● THE EXERCISE: Copy every line that mentions the word "speaking".

===============

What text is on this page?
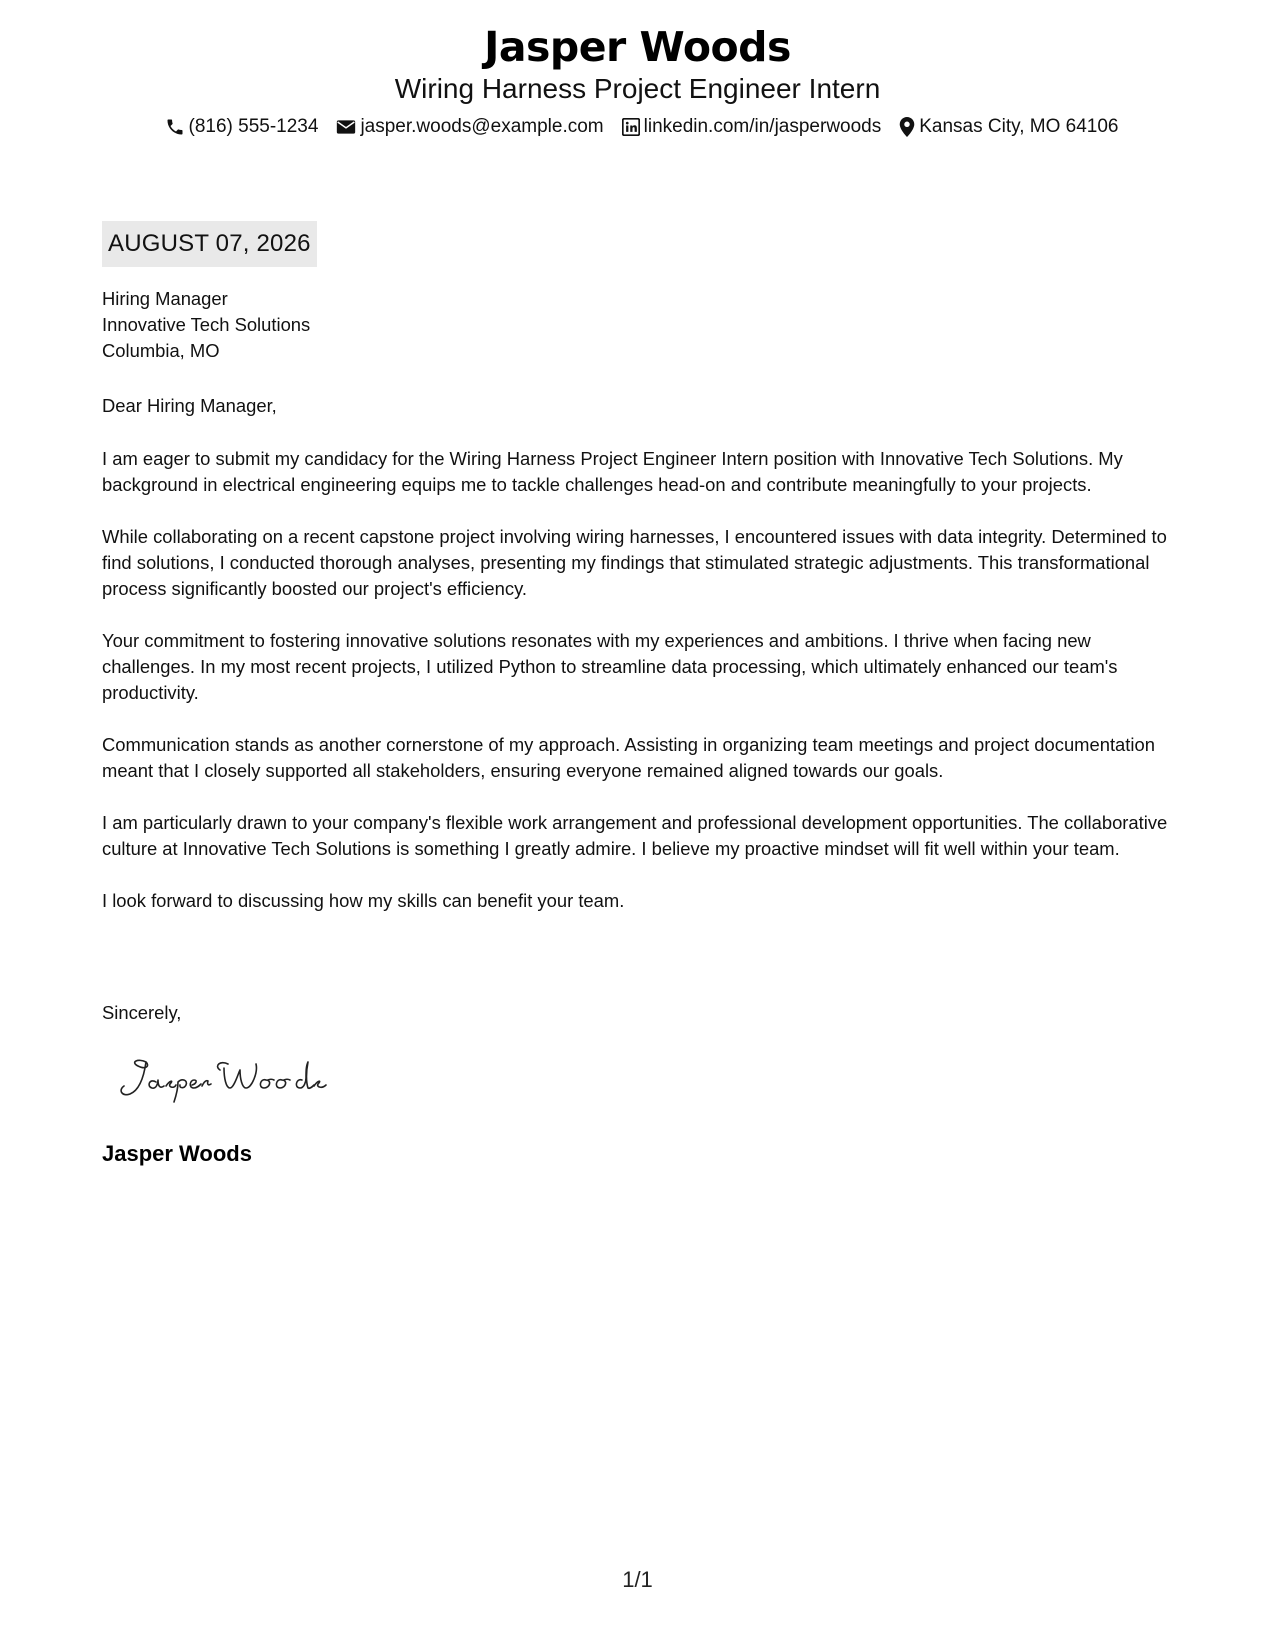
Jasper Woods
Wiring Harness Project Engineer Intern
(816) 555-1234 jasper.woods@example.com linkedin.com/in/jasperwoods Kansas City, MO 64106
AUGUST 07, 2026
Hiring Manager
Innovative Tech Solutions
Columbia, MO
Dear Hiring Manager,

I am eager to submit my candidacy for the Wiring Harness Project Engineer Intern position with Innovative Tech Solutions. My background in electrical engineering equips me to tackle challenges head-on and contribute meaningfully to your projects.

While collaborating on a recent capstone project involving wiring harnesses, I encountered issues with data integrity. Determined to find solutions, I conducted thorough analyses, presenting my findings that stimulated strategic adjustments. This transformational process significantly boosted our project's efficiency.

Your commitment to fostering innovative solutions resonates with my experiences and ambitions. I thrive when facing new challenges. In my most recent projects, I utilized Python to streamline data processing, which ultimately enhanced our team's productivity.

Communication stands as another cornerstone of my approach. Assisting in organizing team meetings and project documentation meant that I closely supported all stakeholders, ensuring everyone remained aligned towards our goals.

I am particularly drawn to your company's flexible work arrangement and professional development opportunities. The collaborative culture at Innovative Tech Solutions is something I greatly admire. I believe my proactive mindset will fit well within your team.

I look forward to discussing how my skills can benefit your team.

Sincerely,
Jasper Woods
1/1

===============

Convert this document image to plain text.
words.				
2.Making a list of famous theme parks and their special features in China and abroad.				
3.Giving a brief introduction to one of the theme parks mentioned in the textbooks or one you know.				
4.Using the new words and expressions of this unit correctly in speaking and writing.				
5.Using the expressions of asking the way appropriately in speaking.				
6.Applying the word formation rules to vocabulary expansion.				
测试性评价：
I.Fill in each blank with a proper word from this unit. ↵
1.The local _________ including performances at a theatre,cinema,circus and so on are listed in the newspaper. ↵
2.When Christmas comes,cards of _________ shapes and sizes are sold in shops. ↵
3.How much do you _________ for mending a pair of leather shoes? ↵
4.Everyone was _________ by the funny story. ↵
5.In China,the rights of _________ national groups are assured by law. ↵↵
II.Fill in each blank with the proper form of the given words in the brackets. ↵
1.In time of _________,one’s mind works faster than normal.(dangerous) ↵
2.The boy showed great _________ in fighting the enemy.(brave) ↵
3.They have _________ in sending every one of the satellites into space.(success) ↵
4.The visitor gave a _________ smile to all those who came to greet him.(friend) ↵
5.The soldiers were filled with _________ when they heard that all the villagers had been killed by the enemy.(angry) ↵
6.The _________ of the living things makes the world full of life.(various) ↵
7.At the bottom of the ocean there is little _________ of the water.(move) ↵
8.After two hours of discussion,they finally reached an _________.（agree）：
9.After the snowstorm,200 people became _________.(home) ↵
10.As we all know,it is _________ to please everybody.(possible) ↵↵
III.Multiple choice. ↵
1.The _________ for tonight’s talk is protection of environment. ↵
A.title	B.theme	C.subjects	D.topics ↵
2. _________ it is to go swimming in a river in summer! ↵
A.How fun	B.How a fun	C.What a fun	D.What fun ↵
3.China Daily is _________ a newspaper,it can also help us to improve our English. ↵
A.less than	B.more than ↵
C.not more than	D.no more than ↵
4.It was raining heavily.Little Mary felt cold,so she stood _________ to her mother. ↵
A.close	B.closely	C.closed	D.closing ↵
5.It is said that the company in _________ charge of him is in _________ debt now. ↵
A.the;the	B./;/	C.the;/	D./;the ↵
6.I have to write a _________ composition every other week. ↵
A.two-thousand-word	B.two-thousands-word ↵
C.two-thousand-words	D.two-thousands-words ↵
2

===============

● RESULT OF THIS EXERCISE:
4.Using the new words and expressions of this unit correctly in speaking and writing.				
5.Using the expressions of asking the way appropriately in speaking.				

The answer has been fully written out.